A block of data:
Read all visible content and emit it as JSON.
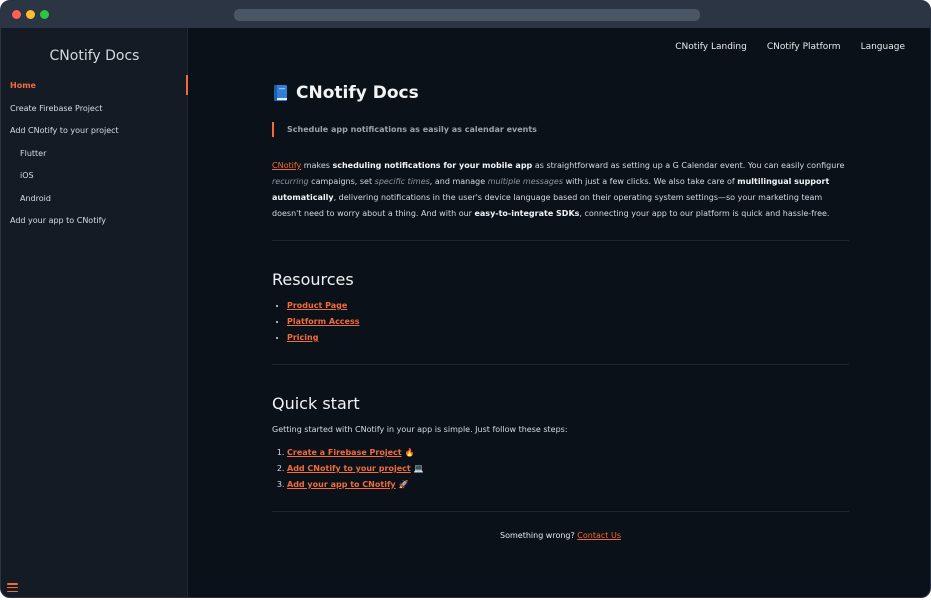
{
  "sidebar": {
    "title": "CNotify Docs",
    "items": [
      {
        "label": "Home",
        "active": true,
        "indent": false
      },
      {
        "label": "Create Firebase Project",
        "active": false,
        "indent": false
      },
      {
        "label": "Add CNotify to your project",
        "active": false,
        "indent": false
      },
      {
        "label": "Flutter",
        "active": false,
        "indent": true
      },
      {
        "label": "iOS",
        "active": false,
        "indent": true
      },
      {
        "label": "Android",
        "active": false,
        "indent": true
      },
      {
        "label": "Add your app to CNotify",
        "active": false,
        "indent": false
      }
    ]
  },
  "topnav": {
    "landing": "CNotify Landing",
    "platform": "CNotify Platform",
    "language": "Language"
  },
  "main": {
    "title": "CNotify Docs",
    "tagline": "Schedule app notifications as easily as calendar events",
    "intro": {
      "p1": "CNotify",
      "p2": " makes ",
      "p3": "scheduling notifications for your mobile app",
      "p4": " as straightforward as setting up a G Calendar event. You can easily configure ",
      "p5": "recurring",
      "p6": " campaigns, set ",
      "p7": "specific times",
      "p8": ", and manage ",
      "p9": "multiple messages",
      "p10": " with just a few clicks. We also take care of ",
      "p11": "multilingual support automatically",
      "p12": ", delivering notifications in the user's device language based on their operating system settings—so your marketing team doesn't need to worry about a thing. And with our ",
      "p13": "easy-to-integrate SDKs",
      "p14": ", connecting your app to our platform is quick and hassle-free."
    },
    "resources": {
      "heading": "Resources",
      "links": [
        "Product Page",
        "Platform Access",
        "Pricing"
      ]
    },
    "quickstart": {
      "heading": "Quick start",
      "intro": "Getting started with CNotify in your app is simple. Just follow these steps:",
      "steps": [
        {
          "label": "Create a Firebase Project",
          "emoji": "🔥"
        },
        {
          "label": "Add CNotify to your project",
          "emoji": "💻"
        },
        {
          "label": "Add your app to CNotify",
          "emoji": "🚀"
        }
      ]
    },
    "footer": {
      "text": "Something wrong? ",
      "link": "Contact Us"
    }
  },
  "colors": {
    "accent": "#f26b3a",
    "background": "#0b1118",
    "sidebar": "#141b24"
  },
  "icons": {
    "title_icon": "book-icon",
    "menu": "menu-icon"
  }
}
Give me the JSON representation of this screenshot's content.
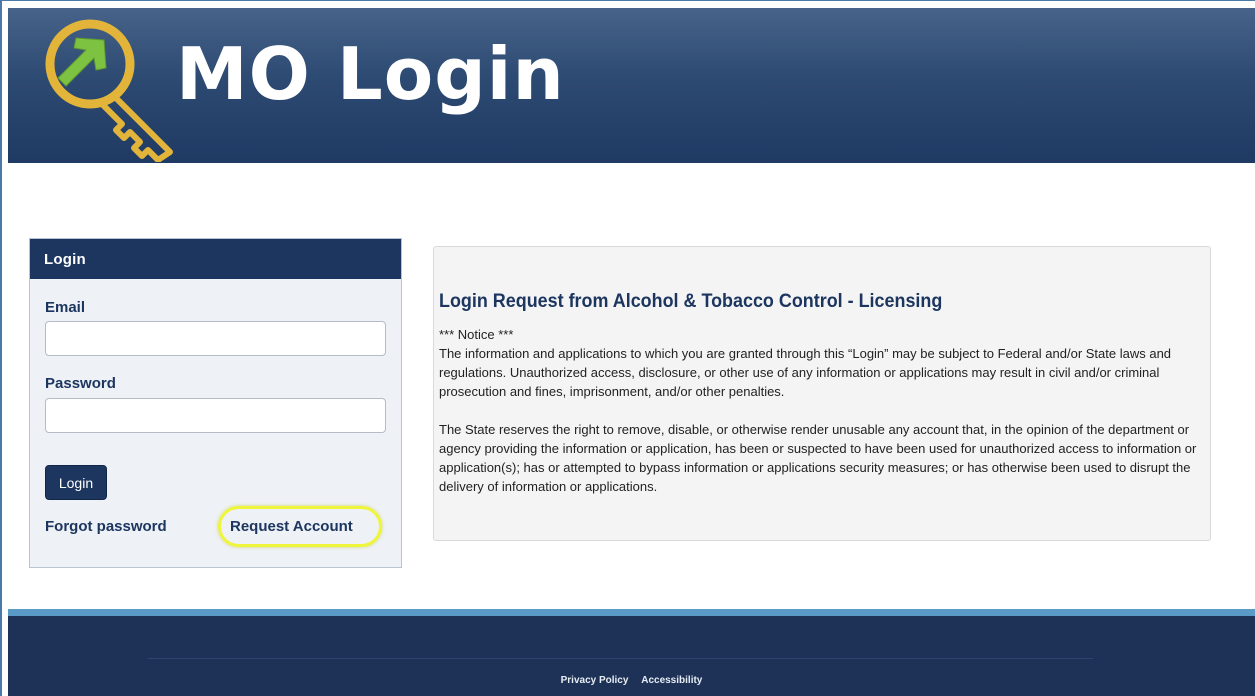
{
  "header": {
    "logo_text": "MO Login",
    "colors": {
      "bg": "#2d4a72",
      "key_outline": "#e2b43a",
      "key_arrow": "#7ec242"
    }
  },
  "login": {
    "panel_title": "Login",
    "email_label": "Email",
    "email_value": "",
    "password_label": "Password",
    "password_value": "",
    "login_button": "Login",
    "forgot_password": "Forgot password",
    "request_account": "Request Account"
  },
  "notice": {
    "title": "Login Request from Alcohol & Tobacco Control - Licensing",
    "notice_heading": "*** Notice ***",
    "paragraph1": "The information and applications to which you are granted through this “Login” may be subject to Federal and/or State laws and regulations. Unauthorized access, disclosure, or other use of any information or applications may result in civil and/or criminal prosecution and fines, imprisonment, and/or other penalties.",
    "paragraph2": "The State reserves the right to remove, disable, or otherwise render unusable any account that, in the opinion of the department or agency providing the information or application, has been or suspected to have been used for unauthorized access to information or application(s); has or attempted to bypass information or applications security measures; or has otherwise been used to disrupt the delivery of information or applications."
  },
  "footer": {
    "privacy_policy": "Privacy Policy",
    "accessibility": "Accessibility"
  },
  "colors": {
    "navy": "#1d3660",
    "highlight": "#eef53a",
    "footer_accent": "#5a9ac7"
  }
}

What needs to be done: Make an exact reproduction of the listing above, without any pictures.

Response to the exercise:
Read all visible content and emit it as JSON.
{
  "sidebar": {
    "title": "CNotify Docs",
    "items": [
      {
        "label": "Home",
        "active": true,
        "indent": false
      },
      {
        "label": "Create Firebase Project",
        "active": false,
        "indent": false
      },
      {
        "label": "Add CNotify to your project",
        "active": false,
        "indent": false
      },
      {
        "label": "Flutter",
        "active": false,
        "indent": true
      },
      {
        "label": "iOS",
        "active": false,
        "indent": true
      },
      {
        "label": "Android",
        "active": false,
        "indent": true
      },
      {
        "label": "Add your app to CNotify",
        "active": false,
        "indent": false
      }
    ]
  },
  "topnav": {
    "landing": "CNotify Landing",
    "platform": "CNotify Platform",
    "language": "Language"
  },
  "main": {
    "title": "CNotify Docs",
    "tagline": "Schedule app notifications as easily as calendar events",
    "intro": {
      "p1": "CNotify",
      "p2": " makes ",
      "p3": "scheduling notifications for your mobile app",
      "p4": " as straightforward as setting up a G Calendar event. You can easily configure ",
      "p5": "recurring",
      "p6": " campaigns, set ",
      "p7": "specific times",
      "p8": ", and manage ",
      "p9": "multiple messages",
      "p10": " with just a few clicks. We also take care of ",
      "p11": "multilingual support automatically",
      "p12": ", delivering notifications in the user's device language based on their operating system settings—so your marketing team doesn't need to worry about a thing. And with our ",
      "p13": "easy-to-integrate SDKs",
      "p14": ", connecting your app to our platform is quick and hassle-free."
    },
    "resources": {
      "heading": "Resources",
      "links": [
        "Product Page",
        "Platform Access",
        "Pricing"
      ]
    },
    "quickstart": {
      "heading": "Quick start",
      "intro": "Getting started with CNotify in your app is simple. Just follow these steps:",
      "steps": [
        {
          "label": "Create a Firebase Project",
          "emoji": "🔥"
        },
        {
          "label": "Add CNotify to your project",
          "emoji": "💻"
        },
        {
          "label": "Add your app to CNotify",
          "emoji": "🚀"
        }
      ]
    },
    "footer": {
      "text": "Something wrong? ",
      "link": "Contact Us"
    }
  },
  "colors": {
    "accent": "#f26b3a",
    "background": "#0b1118",
    "sidebar": "#141b24"
  },
  "icons": {
    "title_icon": "book-icon",
    "menu": "menu-icon"
  }
}
Give me the JSON representation of this screenshot's content.
{
  "header": {
    "logo_text": "MO Login",
    "colors": {
      "bg": "#2d4a72",
      "key_outline": "#e2b43a",
      "key_arrow": "#7ec242"
    }
  },
  "login": {
    "panel_title": "Login",
    "email_label": "Email",
    "email_value": "",
    "password_label": "Password",
    "password_value": "",
    "login_button": "Login",
    "forgot_password": "Forgot password",
    "request_account": "Request Account"
  },
  "notice": {
    "title": "Login Request from Alcohol & Tobacco Control - Licensing",
    "notice_heading": "*** Notice ***",
    "paragraph1": "The information and applications to which you are granted through this “Login” may be subject to Federal and/or State laws and regulations. Unauthorized access, disclosure, or other use of any information or applications may result in civil and/or criminal prosecution and fines, imprisonment, and/or other penalties.",
    "paragraph2": "The State reserves the right to remove, disable, or otherwise render unusable any account that, in the opinion of the department or agency providing the information or application, has been or suspected to have been used for unauthorized access to information or application(s); has or attempted to bypass information or applications security measures; or has otherwise been used to disrupt the delivery of information or applications."
  },
  "footer": {
    "privacy_policy": "Privacy Policy",
    "accessibility": "Accessibility"
  },
  "colors": {
    "navy": "#1d3660",
    "highlight": "#eef53a",
    "footer_accent": "#5a9ac7"
  }
}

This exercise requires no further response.